[Data]
>>

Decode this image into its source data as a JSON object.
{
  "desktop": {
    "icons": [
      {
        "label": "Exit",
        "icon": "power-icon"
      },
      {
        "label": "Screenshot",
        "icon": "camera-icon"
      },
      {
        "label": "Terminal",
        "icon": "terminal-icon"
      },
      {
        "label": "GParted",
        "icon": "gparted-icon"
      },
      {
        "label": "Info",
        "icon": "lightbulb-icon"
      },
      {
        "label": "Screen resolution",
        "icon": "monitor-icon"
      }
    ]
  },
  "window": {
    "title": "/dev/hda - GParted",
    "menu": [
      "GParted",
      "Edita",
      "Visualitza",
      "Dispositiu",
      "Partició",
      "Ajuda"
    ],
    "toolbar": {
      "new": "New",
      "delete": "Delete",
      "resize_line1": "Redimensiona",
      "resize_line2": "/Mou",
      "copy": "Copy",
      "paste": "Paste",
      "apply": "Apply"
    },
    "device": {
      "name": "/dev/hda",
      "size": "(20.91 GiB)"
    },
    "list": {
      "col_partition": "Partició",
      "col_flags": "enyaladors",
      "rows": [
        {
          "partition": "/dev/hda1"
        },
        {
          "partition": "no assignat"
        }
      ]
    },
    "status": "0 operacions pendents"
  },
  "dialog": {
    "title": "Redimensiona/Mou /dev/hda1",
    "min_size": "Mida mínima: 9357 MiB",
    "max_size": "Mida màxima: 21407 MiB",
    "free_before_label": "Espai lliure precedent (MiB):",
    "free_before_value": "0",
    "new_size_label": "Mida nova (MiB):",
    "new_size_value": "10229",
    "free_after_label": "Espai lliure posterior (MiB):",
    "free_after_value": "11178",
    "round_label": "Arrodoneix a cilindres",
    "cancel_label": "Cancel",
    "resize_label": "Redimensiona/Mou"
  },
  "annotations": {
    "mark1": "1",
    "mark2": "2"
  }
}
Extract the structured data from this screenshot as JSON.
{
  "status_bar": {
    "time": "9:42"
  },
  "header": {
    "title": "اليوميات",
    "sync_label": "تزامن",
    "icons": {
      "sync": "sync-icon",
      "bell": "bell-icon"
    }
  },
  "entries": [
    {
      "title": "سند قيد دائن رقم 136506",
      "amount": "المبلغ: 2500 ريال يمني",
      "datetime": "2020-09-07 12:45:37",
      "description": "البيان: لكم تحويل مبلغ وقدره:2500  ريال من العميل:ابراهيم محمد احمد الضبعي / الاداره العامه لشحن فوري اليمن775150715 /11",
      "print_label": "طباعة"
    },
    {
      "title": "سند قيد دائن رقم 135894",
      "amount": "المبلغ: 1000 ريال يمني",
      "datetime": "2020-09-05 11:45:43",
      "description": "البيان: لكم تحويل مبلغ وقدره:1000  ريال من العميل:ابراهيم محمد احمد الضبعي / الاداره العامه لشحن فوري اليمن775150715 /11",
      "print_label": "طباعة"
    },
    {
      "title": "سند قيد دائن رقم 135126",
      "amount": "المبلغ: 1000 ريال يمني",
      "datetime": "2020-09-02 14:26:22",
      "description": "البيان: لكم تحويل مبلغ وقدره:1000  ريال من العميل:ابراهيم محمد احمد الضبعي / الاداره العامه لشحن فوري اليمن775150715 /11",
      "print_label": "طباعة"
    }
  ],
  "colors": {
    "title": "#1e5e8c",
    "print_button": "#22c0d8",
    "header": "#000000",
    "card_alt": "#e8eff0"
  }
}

<<

[Objective]
Copy out every line of the data above, exactly as given.

[Final result]
Decode this image into its source data as a JSON object.
{
  "desktop": {
    "icons": [
      {
        "label": "Exit",
        "icon": "power-icon"
      },
      {
        "label": "Screenshot",
        "icon": "camera-icon"
      },
      {
        "label": "Terminal",
        "icon": "terminal-icon"
      },
      {
        "label": "GParted",
        "icon": "gparted-icon"
      },
      {
        "label": "Info",
        "icon": "lightbulb-icon"
      },
      {
        "label": "Screen resolution",
        "icon": "monitor-icon"
      }
    ]
  },
  "window": {
    "title": "/dev/hda - GParted",
    "menu": [
      "GParted",
      "Edita",
      "Visualitza",
      "Dispositiu",
      "Partició",
      "Ajuda"
    ],
    "toolbar": {
      "new": "New",
      "delete": "Delete",
      "resize_line1": "Redimensiona",
      "resize_line2": "/Mou",
      "copy": "Copy",
      "paste": "Paste",
      "apply": "Apply"
    },
    "device": {
      "name": "/dev/hda",
      "size": "(20.91 GiB)"
    },
    "list": {
      "col_partition": "Partició",
      "col_flags": "enyaladors",
      "rows": [
        {
          "partition": "/dev/hda1"
        },
        {
          "partition": "no assignat"
        }
      ]
    },
    "status": "0 operacions pendents"
  },
  "dialog": {
    "title": "Redimensiona/Mou /dev/hda1",
    "min_size": "Mida mínima: 9357 MiB",
    "max_size": "Mida màxima: 21407 MiB",
    "free_before_label": "Espai lliure precedent (MiB):",
    "free_before_value": "0",
    "new_size_label": "Mida nova (MiB):",
    "new_size_value": "10229",
    "free_after_label": "Espai lliure posterior (MiB):",
    "free_after_value": "11178",
    "round_label": "Arrodoneix a cilindres",
    "cancel_label": "Cancel",
    "resize_label": "Redimensiona/Mou"
  },
  "annotations": {
    "mark1": "1",
    "mark2": "2"
  }
}
Extract the structured data from this screenshot as JSON.
{
  "status_bar": {
    "time": "9:42"
  },
  "header": {
    "title": "اليوميات",
    "sync_label": "تزامن",
    "icons": {
      "sync": "sync-icon",
      "bell": "bell-icon"
    }
  },
  "entries": [
    {
      "title": "سند قيد دائن رقم 136506",
      "amount": "المبلغ: 2500 ريال يمني",
      "datetime": "2020-09-07 12:45:37",
      "description": "البيان: لكم تحويل مبلغ وقدره:2500  ريال من العميل:ابراهيم محمد احمد الضبعي / الاداره العامه لشحن فوري اليمن775150715 /11",
      "print_label": "طباعة"
    },
    {
      "title": "سند قيد دائن رقم 135894",
      "amount": "المبلغ: 1000 ريال يمني",
      "datetime": "2020-09-05 11:45:43",
      "description": "البيان: لكم تحويل مبلغ وقدره:1000  ريال من العميل:ابراهيم محمد احمد الضبعي / الاداره العامه لشحن فوري اليمن775150715 /11",
      "print_label": "طباعة"
    },
    {
      "title": "سند قيد دائن رقم 135126",
      "amount": "المبلغ: 1000 ريال يمني",
      "datetime": "2020-09-02 14:26:22",
      "description": "البيان: لكم تحويل مبلغ وقدره:1000  ريال من العميل:ابراهيم محمد احمد الضبعي / الاداره العامه لشحن فوري اليمن775150715 /11",
      "print_label": "طباعة"
    }
  ],
  "colors": {
    "title": "#1e5e8c",
    "print_button": "#22c0d8",
    "header": "#000000",
    "card_alt": "#e8eff0"
  }
}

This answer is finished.